==== INPUT RECORDS ====

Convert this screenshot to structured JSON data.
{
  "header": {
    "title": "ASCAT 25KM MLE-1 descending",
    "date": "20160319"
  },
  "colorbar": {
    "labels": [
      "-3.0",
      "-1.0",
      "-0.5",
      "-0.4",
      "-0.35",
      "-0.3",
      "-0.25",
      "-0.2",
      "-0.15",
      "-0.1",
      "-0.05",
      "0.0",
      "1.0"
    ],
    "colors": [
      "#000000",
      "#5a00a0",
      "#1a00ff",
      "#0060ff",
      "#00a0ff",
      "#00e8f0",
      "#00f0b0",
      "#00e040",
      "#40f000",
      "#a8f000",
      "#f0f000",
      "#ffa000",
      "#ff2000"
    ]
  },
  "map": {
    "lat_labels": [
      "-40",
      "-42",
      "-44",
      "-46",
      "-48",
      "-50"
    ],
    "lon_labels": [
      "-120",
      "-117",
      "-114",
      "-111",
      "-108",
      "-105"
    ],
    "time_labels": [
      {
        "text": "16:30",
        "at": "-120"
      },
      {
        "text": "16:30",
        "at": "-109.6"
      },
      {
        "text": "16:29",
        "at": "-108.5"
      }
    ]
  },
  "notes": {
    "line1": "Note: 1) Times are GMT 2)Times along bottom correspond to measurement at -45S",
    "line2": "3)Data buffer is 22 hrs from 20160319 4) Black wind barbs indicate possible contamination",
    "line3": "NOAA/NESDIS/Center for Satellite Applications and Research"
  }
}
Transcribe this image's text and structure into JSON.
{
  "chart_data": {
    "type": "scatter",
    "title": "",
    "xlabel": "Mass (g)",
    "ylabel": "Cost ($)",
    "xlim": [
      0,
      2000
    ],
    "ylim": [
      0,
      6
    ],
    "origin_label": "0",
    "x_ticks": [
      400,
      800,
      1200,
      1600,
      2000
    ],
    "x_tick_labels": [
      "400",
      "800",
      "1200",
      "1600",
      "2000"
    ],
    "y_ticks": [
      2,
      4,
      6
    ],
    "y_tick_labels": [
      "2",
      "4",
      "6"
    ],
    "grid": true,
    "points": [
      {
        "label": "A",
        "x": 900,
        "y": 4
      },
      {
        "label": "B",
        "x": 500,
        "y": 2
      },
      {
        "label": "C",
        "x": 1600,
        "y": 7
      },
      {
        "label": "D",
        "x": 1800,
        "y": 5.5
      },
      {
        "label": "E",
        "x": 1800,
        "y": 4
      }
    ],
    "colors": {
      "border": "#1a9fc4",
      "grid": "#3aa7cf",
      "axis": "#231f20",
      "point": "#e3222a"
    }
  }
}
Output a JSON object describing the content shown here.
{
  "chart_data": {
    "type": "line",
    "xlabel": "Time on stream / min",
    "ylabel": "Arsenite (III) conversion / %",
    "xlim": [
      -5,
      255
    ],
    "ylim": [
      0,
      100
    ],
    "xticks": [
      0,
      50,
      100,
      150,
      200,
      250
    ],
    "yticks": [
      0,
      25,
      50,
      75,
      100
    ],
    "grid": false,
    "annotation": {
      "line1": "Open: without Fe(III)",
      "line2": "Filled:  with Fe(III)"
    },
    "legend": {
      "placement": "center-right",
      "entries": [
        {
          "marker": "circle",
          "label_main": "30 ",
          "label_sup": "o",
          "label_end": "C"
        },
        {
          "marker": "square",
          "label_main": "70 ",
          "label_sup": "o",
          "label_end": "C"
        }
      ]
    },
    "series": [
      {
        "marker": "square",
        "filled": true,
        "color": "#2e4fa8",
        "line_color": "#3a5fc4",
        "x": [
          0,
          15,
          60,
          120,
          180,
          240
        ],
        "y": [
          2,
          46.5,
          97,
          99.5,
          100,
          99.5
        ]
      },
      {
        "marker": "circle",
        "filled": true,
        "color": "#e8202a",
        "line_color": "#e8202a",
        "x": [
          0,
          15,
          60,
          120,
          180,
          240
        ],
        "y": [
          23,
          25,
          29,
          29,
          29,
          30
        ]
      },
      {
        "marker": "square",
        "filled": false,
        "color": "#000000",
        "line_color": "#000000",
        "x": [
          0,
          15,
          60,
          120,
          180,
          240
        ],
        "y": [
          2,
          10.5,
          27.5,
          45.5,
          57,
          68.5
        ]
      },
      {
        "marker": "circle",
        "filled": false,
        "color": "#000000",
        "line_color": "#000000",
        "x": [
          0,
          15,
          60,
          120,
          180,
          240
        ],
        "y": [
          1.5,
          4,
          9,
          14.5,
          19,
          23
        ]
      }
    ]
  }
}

====

§ PROBLEM TO WORK ON
Copy every line verbatim.

§ ANSWER TO THIS TASK
Convert this screenshot to structured JSON data.
{
  "header": {
    "title": "ASCAT 25KM MLE-1 descending",
    "date": "20160319"
  },
  "colorbar": {
    "labels": [
      "-3.0",
      "-1.0",
      "-0.5",
      "-0.4",
      "-0.35",
      "-0.3",
      "-0.25",
      "-0.2",
      "-0.15",
      "-0.1",
      "-0.05",
      "0.0",
      "1.0"
    ],
    "colors": [
      "#000000",
      "#5a00a0",
      "#1a00ff",
      "#0060ff",
      "#00a0ff",
      "#00e8f0",
      "#00f0b0",
      "#00e040",
      "#40f000",
      "#a8f000",
      "#f0f000",
      "#ffa000",
      "#ff2000"
    ]
  },
  "map": {
    "lat_labels": [
      "-40",
      "-42",
      "-44",
      "-46",
      "-48",
      "-50"
    ],
    "lon_labels": [
      "-120",
      "-117",
      "-114",
      "-111",
      "-108",
      "-105"
    ],
    "time_labels": [
      {
        "text": "16:30",
        "at": "-120"
      },
      {
        "text": "16:30",
        "at": "-109.6"
      },
      {
        "text": "16:29",
        "at": "-108.5"
      }
    ]
  },
  "notes": {
    "line1": "Note: 1) Times are GMT 2)Times along bottom correspond to measurement at -45S",
    "line2": "3)Data buffer is 22 hrs from 20160319 4) Black wind barbs indicate possible contamination",
    "line3": "NOAA/NESDIS/Center for Satellite Applications and Research"
  }
}
Transcribe this image's text and structure into JSON.
{
  "chart_data": {
    "type": "scatter",
    "title": "",
    "xlabel": "Mass (g)",
    "ylabel": "Cost ($)",
    "xlim": [
      0,
      2000
    ],
    "ylim": [
      0,
      6
    ],
    "origin_label": "0",
    "x_ticks": [
      400,
      800,
      1200,
      1600,
      2000
    ],
    "x_tick_labels": [
      "400",
      "800",
      "1200",
      "1600",
      "2000"
    ],
    "y_ticks": [
      2,
      4,
      6
    ],
    "y_tick_labels": [
      "2",
      "4",
      "6"
    ],
    "grid": true,
    "points": [
      {
        "label": "A",
        "x": 900,
        "y": 4
      },
      {
        "label": "B",
        "x": 500,
        "y": 2
      },
      {
        "label": "C",
        "x": 1600,
        "y": 7
      },
      {
        "label": "D",
        "x": 1800,
        "y": 5.5
      },
      {
        "label": "E",
        "x": 1800,
        "y": 4
      }
    ],
    "colors": {
      "border": "#1a9fc4",
      "grid": "#3aa7cf",
      "axis": "#231f20",
      "point": "#e3222a"
    }
  }
}
Output a JSON object describing the content shown here.
{
  "chart_data": {
    "type": "line",
    "xlabel": "Time on stream / min",
    "ylabel": "Arsenite (III) conversion / %",
    "xlim": [
      -5,
      255
    ],
    "ylim": [
      0,
      100
    ],
    "xticks": [
      0,
      50,
      100,
      150,
      200,
      250
    ],
    "yticks": [
      0,
      25,
      50,
      75,
      100
    ],
    "grid": false,
    "annotation": {
      "line1": "Open: without Fe(III)",
      "line2": "Filled:  with Fe(III)"
    },
    "legend": {
      "placement": "center-right",
      "entries": [
        {
          "marker": "circle",
          "label_main": "30 ",
          "label_sup": "o",
          "label_end": "C"
        },
        {
          "marker": "square",
          "label_main": "70 ",
          "label_sup": "o",
          "label_end": "C"
        }
      ]
    },
    "series": [
      {
        "marker": "square",
        "filled": true,
        "color": "#2e4fa8",
        "line_color": "#3a5fc4",
        "x": [
          0,
          15,
          60,
          120,
          180,
          240
        ],
        "y": [
          2,
          46.5,
          97,
          99.5,
          100,
          99.5
        ]
      },
      {
        "marker": "circle",
        "filled": true,
        "color": "#e8202a",
        "line_color": "#e8202a",
        "x": [
          0,
          15,
          60,
          120,
          180,
          240
        ],
        "y": [
          23,
          25,
          29,
          29,
          29,
          30
        ]
      },
      {
        "marker": "square",
        "filled": false,
        "color": "#000000",
        "line_color": "#000000",
        "x": [
          0,
          15,
          60,
          120,
          180,
          240
        ],
        "y": [
          2,
          10.5,
          27.5,
          45.5,
          57,
          68.5
        ]
      },
      {
        "marker": "circle",
        "filled": false,
        "color": "#000000",
        "line_color": "#000000",
        "x": [
          0,
          15,
          60,
          120,
          180,
          240
        ],
        "y": [
          1.5,
          4,
          9,
          14.5,
          19,
          23
        ]
      }
    ]
  }
}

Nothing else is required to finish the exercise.